[Some records]
____________
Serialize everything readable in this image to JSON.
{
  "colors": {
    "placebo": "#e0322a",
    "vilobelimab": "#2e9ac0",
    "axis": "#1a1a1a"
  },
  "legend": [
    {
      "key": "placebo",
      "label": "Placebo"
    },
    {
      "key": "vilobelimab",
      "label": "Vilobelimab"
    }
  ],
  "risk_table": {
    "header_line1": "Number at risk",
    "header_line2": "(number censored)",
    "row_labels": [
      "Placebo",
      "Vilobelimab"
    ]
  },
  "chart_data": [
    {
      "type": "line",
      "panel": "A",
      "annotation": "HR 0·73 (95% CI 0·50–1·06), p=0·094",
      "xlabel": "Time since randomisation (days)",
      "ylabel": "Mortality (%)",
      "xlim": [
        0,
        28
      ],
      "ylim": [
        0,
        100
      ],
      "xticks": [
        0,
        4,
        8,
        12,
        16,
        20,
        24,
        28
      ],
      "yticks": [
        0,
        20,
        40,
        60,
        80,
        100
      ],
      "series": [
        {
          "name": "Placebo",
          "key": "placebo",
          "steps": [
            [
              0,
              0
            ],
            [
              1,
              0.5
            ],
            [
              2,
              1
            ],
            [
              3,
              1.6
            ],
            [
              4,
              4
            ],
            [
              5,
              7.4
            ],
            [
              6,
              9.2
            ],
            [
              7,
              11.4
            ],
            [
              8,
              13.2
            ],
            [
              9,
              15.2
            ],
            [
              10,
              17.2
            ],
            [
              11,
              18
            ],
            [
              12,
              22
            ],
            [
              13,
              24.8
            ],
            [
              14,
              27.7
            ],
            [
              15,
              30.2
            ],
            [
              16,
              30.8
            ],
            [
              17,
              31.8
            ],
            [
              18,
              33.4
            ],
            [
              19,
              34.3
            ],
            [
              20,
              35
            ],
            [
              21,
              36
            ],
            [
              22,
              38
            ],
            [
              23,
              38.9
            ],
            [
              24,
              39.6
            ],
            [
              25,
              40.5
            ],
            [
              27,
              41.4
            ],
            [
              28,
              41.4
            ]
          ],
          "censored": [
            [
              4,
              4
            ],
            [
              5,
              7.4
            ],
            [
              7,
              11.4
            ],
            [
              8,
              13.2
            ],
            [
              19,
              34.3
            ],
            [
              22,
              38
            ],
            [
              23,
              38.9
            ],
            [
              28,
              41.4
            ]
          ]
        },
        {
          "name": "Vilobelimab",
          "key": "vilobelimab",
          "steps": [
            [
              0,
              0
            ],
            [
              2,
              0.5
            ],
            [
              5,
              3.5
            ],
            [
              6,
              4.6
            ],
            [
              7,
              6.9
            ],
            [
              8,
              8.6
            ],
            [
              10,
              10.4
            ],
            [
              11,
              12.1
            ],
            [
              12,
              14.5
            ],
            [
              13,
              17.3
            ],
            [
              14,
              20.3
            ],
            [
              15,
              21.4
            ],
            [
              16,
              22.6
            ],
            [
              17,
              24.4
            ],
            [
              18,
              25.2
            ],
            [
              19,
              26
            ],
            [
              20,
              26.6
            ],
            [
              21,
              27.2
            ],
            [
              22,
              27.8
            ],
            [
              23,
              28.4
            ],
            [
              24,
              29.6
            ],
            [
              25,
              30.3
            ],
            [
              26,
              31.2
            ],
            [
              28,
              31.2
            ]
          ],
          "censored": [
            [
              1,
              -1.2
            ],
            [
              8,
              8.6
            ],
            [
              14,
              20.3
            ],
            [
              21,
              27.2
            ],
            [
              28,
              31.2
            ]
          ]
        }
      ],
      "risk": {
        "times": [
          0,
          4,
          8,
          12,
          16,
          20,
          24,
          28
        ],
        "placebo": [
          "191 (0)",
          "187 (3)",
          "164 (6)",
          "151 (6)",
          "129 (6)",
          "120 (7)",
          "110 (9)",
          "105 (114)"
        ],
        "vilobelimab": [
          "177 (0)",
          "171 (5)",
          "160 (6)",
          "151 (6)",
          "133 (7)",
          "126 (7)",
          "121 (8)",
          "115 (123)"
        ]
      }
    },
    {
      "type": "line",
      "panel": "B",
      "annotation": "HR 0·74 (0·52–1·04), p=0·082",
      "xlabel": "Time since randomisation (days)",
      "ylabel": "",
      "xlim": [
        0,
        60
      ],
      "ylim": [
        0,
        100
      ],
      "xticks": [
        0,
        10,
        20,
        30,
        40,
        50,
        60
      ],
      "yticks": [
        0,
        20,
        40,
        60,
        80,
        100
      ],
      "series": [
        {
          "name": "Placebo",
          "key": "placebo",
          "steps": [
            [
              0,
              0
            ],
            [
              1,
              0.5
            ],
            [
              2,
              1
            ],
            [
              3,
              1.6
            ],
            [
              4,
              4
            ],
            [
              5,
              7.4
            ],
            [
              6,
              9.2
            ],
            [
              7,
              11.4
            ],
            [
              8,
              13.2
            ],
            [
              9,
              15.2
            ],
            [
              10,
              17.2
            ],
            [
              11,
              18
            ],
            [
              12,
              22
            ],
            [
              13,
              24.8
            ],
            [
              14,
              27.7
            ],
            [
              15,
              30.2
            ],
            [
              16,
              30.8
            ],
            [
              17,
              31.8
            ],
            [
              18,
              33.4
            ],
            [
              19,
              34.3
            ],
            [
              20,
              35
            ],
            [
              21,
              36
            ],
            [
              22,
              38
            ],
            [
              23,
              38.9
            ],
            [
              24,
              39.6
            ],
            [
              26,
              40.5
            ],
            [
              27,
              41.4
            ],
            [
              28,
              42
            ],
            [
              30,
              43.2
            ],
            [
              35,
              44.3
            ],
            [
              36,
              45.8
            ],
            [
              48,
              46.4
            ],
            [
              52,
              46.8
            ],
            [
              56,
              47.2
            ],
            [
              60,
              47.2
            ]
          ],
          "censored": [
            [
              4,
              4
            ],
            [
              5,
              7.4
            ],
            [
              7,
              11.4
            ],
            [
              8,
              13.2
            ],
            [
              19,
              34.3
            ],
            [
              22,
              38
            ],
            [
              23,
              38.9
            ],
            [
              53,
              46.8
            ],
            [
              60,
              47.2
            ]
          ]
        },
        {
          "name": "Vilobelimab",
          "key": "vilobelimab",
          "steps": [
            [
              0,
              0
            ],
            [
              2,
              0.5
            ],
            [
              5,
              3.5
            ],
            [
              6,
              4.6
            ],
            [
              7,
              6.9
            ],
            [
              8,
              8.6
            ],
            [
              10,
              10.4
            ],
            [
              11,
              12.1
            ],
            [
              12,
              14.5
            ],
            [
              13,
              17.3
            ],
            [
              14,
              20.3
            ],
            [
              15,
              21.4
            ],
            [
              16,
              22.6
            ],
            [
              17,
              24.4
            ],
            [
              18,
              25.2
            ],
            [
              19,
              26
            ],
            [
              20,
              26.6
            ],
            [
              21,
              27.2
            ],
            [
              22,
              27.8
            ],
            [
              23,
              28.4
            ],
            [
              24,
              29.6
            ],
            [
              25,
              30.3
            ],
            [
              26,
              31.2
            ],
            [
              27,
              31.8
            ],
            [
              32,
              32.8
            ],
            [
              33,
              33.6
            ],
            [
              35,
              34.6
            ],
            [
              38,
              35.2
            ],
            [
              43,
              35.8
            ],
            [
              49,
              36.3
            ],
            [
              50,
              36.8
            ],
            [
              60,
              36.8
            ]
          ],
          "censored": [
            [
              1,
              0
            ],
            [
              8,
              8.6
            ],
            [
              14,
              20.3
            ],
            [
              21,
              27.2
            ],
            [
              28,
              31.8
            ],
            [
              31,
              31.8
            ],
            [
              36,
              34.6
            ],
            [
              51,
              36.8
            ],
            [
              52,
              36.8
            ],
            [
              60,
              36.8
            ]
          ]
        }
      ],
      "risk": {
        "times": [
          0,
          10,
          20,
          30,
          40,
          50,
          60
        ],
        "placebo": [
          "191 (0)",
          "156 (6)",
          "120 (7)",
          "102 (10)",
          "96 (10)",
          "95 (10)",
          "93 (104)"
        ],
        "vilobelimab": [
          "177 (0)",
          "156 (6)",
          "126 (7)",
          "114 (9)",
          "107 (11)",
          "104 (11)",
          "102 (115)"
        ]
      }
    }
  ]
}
____________
*AIM OF THE TASK*: Extract from the material all lines containing the string "annotation".

*EXERCISE ANSWER*:
      "annotation": "HR 0·73 (95% CI 0·50–1·06), p=0·094",
      "annotation": "HR 0·74 (0·52–1·04), p=0·082",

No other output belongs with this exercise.